[DESCRIPTION OF THE TASK]: Retype everything in the listing, leaving each line exactly as it is.

(Structured figure records)
★ ★ ★ ★ ★

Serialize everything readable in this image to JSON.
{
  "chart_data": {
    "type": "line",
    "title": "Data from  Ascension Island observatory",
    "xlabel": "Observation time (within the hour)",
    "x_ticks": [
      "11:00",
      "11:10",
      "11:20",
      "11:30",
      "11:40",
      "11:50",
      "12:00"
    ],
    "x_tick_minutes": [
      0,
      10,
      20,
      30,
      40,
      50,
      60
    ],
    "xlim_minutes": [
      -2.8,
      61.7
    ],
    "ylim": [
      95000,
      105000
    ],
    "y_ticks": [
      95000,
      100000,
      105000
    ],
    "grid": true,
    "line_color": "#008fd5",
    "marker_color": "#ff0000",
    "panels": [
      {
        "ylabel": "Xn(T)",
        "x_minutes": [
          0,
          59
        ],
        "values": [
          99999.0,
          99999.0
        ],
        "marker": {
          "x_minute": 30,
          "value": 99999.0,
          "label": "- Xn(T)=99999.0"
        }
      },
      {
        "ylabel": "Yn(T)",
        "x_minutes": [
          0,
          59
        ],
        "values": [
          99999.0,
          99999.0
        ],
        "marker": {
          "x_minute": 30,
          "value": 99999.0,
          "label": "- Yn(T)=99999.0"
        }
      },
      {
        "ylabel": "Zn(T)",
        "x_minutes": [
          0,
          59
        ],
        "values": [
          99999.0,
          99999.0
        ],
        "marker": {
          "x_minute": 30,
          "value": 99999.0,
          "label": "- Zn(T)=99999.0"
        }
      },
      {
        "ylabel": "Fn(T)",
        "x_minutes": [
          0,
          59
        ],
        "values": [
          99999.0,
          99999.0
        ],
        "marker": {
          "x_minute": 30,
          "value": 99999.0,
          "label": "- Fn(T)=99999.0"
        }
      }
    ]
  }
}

★ ★ ★ ★ ★

[RESULT OF THE TASK]:
Serialize everything readable in this image to JSON.
{
  "chart_data": {
    "type": "line",
    "title": "Data from  Ascension Island observatory",
    "xlabel": "Observation time (within the hour)",
    "x_ticks": [
      "11:00",
      "11:10",
      "11:20",
      "11:30",
      "11:40",
      "11:50",
      "12:00"
    ],
    "x_tick_minutes": [
      0,
      10,
      20,
      30,
      40,
      50,
      60
    ],
    "xlim_minutes": [
      -2.8,
      61.7
    ],
    "ylim": [
      95000,
      105000
    ],
    "y_ticks": [
      95000,
      100000,
      105000
    ],
    "grid": true,
    "line_color": "#008fd5",
    "marker_color": "#ff0000",
    "panels": [
      {
        "ylabel": "Xn(T)",
        "x_minutes": [
          0,
          59
        ],
        "values": [
          99999.0,
          99999.0
        ],
        "marker": {
          "x_minute": 30,
          "value": 99999.0,
          "label": "- Xn(T)=99999.0"
        }
      },
      {
        "ylabel": "Yn(T)",
        "x_minutes": [
          0,
          59
        ],
        "values": [
          99999.0,
          99999.0
        ],
        "marker": {
          "x_minute": 30,
          "value": 99999.0,
          "label": "- Yn(T)=99999.0"
        }
      },
      {
        "ylabel": "Zn(T)",
        "x_minutes": [
          0,
          59
        ],
        "values": [
          99999.0,
          99999.0
        ],
        "marker": {
          "x_minute": 30,
          "value": 99999.0,
          "label": "- Zn(T)=99999.0"
        }
      },
      {
        "ylabel": "Fn(T)",
        "x_minutes": [
          0,
          59
        ],
        "values": [
          99999.0,
          99999.0
        ],
        "marker": {
          "x_minute": 30,
          "value": 99999.0,
          "label": "- Fn(T)=99999.0"
        }
      }
    ]
  }
}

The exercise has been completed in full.